**PASSAGE PROVIDED**
──────────────────────────────

MICROARRAY PLATFORM COMPARISON FOR PORCINE GENE EXPRESSION STUDIES

Authors: TSAI, S - NORTH CAROLINA STATE UNIV; MIR, B - NORTH CAROLINA STATE UNIV; MARTIN, A - NORTH CAROLINA STATE UNIV; ESTRADA, J - NORTH CAROLINA STATE UNIV; BISCHOFF, S - NORTH CAROLINA STATE UNIV; CASSADY, J - NORTH CAROLINA STATE UNIV; WEIR, B - NORTH CAROLINA STATE UNIV; Freking, Bradley - Brad; Nonneman, Danny - Dan; Rohrer, Gary; PIEDRAHITA, J - NORTH CAROLINA STATE UNIV

Submitted to: Plant and Animal Genome Conference Proceedings
Publication Type: Abstract Only
Publication Acceptance Date: 11/15/2005
Publication Date: 1/14/2006
Citation: Tsai, S., Mir, B., Martin, A., Estrada, J., Bischoff, S., Cassady, J., Weir, B., Freking, B.A., Nonneman, D.J., Rohrer, G.A., Piedrahita, J. 2006. Microarray platform comparison for porcine gene expression studies. Plant and Animal Genome Conference Proceedings. Poster #W241. p. 61.

──────────────────────────────

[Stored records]

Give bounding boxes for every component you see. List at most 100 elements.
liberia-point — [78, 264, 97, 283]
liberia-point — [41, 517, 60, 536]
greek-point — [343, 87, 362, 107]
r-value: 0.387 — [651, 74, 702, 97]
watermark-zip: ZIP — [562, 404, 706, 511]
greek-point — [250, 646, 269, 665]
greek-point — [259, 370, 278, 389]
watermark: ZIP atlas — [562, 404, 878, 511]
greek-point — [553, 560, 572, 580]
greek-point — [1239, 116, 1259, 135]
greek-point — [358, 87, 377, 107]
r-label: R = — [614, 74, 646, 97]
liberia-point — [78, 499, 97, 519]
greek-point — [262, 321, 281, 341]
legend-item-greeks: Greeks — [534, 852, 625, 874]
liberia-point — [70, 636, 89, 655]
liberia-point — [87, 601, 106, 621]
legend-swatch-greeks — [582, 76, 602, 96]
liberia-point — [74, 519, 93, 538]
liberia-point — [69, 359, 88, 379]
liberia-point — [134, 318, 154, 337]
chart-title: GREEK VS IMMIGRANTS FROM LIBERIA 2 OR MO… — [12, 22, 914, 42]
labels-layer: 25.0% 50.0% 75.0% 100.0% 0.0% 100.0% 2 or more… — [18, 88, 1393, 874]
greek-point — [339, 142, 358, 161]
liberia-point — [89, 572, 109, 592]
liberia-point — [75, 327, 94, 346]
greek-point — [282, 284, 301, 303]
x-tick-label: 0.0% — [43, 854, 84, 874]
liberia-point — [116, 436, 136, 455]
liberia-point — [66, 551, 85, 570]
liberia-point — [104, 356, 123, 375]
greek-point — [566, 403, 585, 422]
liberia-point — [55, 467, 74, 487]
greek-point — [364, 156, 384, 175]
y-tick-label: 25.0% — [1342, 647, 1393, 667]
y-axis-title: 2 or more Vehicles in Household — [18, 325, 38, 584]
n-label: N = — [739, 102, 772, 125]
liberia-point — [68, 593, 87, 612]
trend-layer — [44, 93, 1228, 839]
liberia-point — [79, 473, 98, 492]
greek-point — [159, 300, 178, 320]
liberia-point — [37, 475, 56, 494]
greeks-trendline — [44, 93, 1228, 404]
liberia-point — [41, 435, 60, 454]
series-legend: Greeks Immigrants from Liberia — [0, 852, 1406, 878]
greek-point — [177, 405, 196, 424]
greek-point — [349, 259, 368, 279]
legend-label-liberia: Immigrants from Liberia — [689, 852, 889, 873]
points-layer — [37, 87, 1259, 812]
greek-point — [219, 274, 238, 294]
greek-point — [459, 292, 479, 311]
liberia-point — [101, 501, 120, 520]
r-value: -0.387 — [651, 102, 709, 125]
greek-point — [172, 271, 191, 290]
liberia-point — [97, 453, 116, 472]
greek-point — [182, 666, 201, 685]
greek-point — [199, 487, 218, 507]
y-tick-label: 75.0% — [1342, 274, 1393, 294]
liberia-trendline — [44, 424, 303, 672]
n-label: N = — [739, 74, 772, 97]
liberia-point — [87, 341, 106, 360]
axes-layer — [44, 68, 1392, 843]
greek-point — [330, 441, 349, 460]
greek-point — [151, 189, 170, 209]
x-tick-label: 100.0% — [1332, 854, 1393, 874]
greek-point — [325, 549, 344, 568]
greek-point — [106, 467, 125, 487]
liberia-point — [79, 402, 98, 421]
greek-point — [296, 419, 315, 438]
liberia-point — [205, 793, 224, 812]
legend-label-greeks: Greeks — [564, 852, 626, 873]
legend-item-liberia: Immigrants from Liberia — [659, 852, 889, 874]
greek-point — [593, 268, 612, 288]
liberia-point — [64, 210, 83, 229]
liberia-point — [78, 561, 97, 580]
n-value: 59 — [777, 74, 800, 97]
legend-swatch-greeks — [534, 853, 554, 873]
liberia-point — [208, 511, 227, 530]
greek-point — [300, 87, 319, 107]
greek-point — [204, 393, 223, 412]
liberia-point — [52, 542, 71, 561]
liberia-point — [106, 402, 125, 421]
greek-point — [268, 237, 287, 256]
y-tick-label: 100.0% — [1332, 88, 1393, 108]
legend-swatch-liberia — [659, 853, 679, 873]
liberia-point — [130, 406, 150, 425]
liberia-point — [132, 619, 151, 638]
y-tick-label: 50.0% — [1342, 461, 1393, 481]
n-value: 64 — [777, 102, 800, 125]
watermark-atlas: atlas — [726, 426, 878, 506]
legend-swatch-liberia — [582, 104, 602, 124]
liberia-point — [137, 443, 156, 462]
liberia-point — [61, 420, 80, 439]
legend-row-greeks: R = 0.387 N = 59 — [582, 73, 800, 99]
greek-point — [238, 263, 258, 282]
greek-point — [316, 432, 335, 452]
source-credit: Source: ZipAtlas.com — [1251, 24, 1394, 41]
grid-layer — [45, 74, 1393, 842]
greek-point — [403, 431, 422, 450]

──────────────────────────────

**EXERCISE PROMPT**
Continue the porcine microarray abstract page past its citation line, writing what would come next on the page.

**WRITTEN RESPONSE**
Interpretive Summary:

Technical Abstract: In order to effectively conduct gene expression profiling in swine we examined the performance characteristics of three current microarray platforms. We compared Affymetrix Porcine (AP; 24,123 probesets), Affymetrix Human U133+2.0 (AH; 54,676 probesets), and a U.S. Pig Genome Coordination Program spotted glass oligonucleotide (GO; 13,827 probes) microarray platforms for their reproducibility, coverage, and platform independent and dependent sensitivity. RNA derived from fibroblasts of control or parthenogenetic porcine fetuses, was converted to cRNA for AH and AP, aRNA for GO and hybridized to each platform. The design consisted of triplicate biological and triplicate technical replications. Array group correlations between technical replicates showed the least variability in the AP array. GO arrays were comparable in variability to AH, after removing 13% of probes due to slide printing defects. Probe level analysis of AH arrays revealed significant variability within probe sets due to effects of cross-species hybridization. AP arrays identified the greatest number of differentially expressed genes amongst probes common to all arrays, a measure of platform sensitivity. AP arrays also identified the greatest number of differentially expressed known imprinted genes using all probes on each array, an ad hoc measure of realistic performance for this particular experiment (26 known imprinted genes, q < 0.05). We conclude that AP is currently the most sensitive and reproducible microarray platform for swine genomic studies. This project was supported by National Research Initiative Grant no. 2005-35604-15343 from the USDA Cooperative State Research, Education, and Extension Service to JP and BF.